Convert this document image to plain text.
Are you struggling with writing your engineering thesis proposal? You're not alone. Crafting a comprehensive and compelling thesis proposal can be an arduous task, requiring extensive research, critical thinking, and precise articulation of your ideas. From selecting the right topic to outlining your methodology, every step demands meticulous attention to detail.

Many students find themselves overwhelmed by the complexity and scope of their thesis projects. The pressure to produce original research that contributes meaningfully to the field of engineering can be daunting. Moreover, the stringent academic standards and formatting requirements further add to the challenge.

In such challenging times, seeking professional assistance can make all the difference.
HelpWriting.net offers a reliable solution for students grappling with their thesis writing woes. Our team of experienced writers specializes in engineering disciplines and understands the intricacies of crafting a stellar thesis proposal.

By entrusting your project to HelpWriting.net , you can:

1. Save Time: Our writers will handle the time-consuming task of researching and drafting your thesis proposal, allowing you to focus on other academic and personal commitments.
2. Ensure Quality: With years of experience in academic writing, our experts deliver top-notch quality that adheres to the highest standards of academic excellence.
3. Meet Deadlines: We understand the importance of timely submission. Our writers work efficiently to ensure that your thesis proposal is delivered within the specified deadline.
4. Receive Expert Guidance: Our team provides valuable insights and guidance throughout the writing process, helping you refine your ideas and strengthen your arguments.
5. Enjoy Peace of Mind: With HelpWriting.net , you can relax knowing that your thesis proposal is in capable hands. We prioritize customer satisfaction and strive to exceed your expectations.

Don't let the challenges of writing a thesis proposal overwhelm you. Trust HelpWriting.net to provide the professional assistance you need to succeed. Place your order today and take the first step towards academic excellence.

- - -

## WHAT NEEDS TO BE DONE
The whole listing above needs to be written out again exactly.

## REPLY TO THE TASK
Convert this document image to plain text.
Are you struggling with writing your engineering thesis proposal? You're not alone. Crafting a comprehensive and compelling thesis proposal can be an arduous task, requiring extensive research, critical thinking, and precise articulation of your ideas. From selecting the right topic to outlining your methodology, every step demands meticulous attention to detail.

Many students find themselves overwhelmed by the complexity and scope of their thesis projects. The pressure to produce original research that contributes meaningfully to the field of engineering can be daunting. Moreover, the stringent academic standards and formatting requirements further add to the challenge.

In such challenging times, seeking professional assistance can make all the difference.
HelpWriting.net offers a reliable solution for students grappling with their thesis writing woes. Our team of experienced writers specializes in engineering disciplines and understands the intricacies of crafting a stellar thesis proposal.

By entrusting your project to HelpWriting.net , you can:

1. Save Time: Our writers will handle the time-consuming task of researching and drafting your thesis proposal, allowing you to focus on other academic and personal commitments.
2. Ensure Quality: With years of experience in academic writing, our experts deliver top-notch quality that adheres to the highest standards of academic excellence.
3. Meet Deadlines: We understand the importance of timely submission. Our writers work efficiently to ensure that your thesis proposal is delivered within the specified deadline.
4. Receive Expert Guidance: Our team provides valuable insights and guidance throughout the writing process, helping you refine your ideas and strengthen your arguments.
5. Enjoy Peace of Mind: With HelpWriting.net , you can relax knowing that your thesis proposal is in capable hands. We prioritize customer satisfaction and strive to exceed your expectations.

Don't let the challenges of writing a thesis proposal overwhelm you. Trust HelpWriting.net to provide the professional assistance you need to succeed. Place your order today and take the first step towards academic excellence.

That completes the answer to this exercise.